[Dataset items]
──────
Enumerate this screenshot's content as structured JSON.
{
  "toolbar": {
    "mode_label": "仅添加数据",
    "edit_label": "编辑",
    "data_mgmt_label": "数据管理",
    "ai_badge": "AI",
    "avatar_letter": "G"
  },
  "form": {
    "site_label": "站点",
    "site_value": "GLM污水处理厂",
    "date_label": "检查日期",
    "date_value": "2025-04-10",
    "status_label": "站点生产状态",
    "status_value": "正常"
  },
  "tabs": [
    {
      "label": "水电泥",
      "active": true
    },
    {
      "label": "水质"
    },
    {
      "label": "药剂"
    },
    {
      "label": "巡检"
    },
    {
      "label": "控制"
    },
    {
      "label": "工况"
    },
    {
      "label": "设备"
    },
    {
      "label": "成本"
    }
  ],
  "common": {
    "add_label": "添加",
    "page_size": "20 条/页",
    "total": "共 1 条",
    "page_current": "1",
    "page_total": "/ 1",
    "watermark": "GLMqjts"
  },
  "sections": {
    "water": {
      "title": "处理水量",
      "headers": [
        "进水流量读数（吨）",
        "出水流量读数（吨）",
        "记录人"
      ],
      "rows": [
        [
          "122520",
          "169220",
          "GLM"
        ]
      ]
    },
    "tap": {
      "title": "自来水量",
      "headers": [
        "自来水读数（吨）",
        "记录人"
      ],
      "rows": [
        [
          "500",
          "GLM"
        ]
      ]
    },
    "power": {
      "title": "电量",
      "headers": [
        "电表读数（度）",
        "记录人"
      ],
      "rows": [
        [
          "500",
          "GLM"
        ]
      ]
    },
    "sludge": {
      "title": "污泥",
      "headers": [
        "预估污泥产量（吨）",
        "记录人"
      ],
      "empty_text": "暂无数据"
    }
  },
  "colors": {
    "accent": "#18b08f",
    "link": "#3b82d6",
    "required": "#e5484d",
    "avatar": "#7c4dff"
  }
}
──────
__EXERCISE AIM__
Repeat all the entries exactly as given.

__RESULT FOR THIS EXERCISE__
Enumerate this screenshot's content as structured JSON.
{
  "toolbar": {
    "mode_label": "仅添加数据",
    "edit_label": "编辑",
    "data_mgmt_label": "数据管理",
    "ai_badge": "AI",
    "avatar_letter": "G"
  },
  "form": {
    "site_label": "站点",
    "site_value": "GLM污水处理厂",
    "date_label": "检查日期",
    "date_value": "2025-04-10",
    "status_label": "站点生产状态",
    "status_value": "正常"
  },
  "tabs": [
    {
      "label": "水电泥",
      "active": true
    },
    {
      "label": "水质"
    },
    {
      "label": "药剂"
    },
    {
      "label": "巡检"
    },
    {
      "label": "控制"
    },
    {
      "label": "工况"
    },
    {
      "label": "设备"
    },
    {
      "label": "成本"
    }
  ],
  "common": {
    "add_label": "添加",
    "page_size": "20 条/页",
    "total": "共 1 条",
    "page_current": "1",
    "page_total": "/ 1",
    "watermark": "GLMqjts"
  },
  "sections": {
    "water": {
      "title": "处理水量",
      "headers": [
        "进水流量读数（吨）",
        "出水流量读数（吨）",
        "记录人"
      ],
      "rows": [
        [
          "122520",
          "169220",
          "GLM"
        ]
      ]
    },
    "tap": {
      "title": "自来水量",
      "headers": [
        "自来水读数（吨）",
        "记录人"
      ],
      "rows": [
        [
          "500",
          "GLM"
        ]
      ]
    },
    "power": {
      "title": "电量",
      "headers": [
        "电表读数（度）",
        "记录人"
      ],
      "rows": [
        [
          "500",
          "GLM"
        ]
      ]
    },
    "sludge": {
      "title": "污泥",
      "headers": [
        "预估污泥产量（吨）",
        "记录人"
      ],
      "empty_text": "暂无数据"
    }
  },
  "colors": {
    "accent": "#18b08f",
    "link": "#3b82d6",
    "required": "#e5484d",
    "avatar": "#7c4dff"
  }
}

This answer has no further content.